(Material for the task)

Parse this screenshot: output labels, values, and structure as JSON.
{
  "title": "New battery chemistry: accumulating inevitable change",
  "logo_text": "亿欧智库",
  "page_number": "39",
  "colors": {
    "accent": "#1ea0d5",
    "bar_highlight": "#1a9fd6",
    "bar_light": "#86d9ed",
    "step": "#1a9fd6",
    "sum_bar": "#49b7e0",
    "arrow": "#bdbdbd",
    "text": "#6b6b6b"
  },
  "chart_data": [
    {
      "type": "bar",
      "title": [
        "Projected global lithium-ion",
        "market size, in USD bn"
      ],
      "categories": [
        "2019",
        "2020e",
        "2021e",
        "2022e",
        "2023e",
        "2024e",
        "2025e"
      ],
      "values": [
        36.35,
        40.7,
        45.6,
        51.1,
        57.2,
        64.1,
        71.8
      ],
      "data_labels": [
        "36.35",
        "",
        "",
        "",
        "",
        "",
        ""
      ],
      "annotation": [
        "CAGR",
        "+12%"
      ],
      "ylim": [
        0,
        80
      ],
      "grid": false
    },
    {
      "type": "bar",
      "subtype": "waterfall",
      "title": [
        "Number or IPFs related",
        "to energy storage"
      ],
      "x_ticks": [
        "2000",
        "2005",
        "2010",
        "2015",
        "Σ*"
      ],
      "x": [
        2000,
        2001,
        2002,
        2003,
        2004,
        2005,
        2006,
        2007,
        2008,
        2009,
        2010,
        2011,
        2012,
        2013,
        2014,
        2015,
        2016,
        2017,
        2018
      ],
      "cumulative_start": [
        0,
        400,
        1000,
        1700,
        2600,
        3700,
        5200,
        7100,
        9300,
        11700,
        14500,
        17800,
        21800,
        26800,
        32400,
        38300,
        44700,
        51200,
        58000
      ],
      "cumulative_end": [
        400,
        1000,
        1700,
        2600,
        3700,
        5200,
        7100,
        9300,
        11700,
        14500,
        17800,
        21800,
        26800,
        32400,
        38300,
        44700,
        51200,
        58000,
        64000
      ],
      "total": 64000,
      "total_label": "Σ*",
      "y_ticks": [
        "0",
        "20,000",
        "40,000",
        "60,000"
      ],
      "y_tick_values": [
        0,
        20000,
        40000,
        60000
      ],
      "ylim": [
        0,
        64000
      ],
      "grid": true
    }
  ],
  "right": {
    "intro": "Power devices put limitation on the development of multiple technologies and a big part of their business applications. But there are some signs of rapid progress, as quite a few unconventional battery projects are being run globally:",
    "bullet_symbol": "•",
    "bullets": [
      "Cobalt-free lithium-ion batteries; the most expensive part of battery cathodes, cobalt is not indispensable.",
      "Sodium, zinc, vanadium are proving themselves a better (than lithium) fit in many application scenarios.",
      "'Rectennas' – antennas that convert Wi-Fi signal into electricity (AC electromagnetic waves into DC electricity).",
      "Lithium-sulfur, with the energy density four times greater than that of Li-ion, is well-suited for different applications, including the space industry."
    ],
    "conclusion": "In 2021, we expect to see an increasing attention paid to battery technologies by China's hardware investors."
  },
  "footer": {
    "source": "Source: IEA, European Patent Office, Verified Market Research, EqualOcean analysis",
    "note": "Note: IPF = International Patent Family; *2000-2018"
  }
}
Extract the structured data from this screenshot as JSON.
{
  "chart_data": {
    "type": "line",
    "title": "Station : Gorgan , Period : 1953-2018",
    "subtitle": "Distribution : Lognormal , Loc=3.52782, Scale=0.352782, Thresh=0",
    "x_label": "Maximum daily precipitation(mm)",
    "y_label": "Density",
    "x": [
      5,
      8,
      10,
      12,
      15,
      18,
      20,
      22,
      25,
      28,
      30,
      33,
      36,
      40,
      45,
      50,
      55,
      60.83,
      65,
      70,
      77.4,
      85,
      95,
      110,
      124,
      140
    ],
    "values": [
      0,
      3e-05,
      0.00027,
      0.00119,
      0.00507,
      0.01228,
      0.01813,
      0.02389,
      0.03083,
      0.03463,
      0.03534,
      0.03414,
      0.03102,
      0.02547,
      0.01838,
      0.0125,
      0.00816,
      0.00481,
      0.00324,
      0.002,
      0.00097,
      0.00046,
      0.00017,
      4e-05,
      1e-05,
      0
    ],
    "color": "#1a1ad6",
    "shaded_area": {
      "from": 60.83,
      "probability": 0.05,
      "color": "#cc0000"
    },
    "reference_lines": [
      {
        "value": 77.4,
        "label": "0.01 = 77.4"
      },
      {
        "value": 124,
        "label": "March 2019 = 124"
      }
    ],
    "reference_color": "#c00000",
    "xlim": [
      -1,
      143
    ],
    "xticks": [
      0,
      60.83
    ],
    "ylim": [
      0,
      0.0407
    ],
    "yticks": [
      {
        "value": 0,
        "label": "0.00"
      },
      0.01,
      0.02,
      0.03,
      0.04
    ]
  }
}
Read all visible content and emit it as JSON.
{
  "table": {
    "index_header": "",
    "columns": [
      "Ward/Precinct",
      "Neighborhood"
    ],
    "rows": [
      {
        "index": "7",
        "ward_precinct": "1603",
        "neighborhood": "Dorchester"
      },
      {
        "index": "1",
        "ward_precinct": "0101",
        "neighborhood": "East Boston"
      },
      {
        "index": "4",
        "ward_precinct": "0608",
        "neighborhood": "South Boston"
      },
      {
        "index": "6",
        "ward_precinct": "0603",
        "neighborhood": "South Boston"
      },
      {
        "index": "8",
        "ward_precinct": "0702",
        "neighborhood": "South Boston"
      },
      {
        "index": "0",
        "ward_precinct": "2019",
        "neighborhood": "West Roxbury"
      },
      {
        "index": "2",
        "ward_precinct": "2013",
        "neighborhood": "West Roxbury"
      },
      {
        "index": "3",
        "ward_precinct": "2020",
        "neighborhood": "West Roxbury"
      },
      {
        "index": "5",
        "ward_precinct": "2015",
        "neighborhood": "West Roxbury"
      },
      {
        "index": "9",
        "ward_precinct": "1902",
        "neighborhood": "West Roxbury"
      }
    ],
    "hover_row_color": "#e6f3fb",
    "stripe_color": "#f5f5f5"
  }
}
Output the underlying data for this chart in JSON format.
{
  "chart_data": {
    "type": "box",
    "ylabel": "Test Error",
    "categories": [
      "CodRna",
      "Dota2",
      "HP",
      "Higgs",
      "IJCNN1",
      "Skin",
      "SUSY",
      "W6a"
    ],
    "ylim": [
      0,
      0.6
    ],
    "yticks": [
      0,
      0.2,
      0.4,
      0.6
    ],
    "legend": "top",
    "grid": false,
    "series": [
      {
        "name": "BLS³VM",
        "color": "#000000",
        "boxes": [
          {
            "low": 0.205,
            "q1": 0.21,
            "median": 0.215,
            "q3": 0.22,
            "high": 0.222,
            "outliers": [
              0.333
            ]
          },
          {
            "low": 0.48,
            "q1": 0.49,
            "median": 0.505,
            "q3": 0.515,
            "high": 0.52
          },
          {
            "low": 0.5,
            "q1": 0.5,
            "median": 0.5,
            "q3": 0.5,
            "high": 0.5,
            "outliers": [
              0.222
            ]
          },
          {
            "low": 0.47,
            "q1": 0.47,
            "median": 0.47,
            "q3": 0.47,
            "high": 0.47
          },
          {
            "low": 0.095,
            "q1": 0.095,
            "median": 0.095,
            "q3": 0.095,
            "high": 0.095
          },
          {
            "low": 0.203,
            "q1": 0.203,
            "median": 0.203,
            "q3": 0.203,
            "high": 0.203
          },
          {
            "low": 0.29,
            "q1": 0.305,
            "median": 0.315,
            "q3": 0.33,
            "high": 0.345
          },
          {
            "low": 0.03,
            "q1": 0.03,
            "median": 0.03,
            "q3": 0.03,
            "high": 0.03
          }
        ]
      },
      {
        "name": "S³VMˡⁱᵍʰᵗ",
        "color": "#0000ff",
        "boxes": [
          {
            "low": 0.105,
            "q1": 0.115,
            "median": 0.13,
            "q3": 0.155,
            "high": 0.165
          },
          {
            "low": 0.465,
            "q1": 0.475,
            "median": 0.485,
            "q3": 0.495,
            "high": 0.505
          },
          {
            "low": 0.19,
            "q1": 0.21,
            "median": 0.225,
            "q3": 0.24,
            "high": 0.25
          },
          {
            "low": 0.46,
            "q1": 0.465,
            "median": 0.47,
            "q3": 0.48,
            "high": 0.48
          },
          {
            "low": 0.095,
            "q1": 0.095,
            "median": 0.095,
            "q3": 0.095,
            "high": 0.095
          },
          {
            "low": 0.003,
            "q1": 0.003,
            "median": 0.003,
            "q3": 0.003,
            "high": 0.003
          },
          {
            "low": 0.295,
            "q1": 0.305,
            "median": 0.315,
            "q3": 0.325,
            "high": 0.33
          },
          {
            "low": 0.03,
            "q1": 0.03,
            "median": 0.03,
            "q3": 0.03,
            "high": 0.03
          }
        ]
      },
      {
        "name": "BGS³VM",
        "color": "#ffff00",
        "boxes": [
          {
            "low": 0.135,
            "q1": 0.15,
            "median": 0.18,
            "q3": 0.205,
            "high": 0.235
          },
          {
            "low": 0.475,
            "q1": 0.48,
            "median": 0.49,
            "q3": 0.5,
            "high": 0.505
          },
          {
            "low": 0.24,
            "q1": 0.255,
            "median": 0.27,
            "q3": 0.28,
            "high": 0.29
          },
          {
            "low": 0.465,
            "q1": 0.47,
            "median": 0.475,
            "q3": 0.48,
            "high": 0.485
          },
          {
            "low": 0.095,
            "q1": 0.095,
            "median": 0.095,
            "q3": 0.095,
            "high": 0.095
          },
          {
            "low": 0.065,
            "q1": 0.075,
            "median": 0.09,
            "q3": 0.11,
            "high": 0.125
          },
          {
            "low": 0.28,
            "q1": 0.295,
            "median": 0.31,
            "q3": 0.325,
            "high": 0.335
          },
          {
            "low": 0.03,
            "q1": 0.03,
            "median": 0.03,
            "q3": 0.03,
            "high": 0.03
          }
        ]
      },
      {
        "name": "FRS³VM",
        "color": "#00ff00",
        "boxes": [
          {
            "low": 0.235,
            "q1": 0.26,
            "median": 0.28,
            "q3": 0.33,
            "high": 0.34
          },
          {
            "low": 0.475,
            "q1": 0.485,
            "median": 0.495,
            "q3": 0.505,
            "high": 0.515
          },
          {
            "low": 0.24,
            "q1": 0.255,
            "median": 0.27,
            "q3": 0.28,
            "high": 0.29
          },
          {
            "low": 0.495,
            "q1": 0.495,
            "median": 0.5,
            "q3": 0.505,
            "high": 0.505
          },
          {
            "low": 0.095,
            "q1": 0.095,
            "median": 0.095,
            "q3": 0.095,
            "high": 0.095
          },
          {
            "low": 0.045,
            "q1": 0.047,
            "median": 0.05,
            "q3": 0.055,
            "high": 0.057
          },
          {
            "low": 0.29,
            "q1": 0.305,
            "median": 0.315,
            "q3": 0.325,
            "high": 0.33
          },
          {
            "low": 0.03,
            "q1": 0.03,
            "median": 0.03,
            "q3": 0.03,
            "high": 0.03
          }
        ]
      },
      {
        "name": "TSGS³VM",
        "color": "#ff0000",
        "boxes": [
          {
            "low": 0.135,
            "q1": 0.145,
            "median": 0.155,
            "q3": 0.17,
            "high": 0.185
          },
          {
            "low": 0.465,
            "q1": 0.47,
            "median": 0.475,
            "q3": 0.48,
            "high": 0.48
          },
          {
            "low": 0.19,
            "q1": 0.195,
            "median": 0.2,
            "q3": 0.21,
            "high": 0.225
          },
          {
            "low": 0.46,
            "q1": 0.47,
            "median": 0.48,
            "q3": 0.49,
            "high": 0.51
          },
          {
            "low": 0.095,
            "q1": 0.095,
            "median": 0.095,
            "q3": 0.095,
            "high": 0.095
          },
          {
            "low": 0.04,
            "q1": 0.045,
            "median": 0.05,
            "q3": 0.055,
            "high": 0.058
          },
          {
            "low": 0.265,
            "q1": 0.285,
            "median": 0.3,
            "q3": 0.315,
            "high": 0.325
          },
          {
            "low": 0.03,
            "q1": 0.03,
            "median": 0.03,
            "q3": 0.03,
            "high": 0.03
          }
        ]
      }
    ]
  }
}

(Exercise)
Go through the records and pull out each line that includes the word "applications".

(Correct output)
    "intro": "Power devices put limitation on the development of multiple technologies and a big part of their business applications. But there are some signs of rapid progress, as quite a few unconventional battery projects are being run globally:",
      "Lithium-sulfur, with the energy density four times greater than that of Li-ion, is well-suited for different applications, including the space industry."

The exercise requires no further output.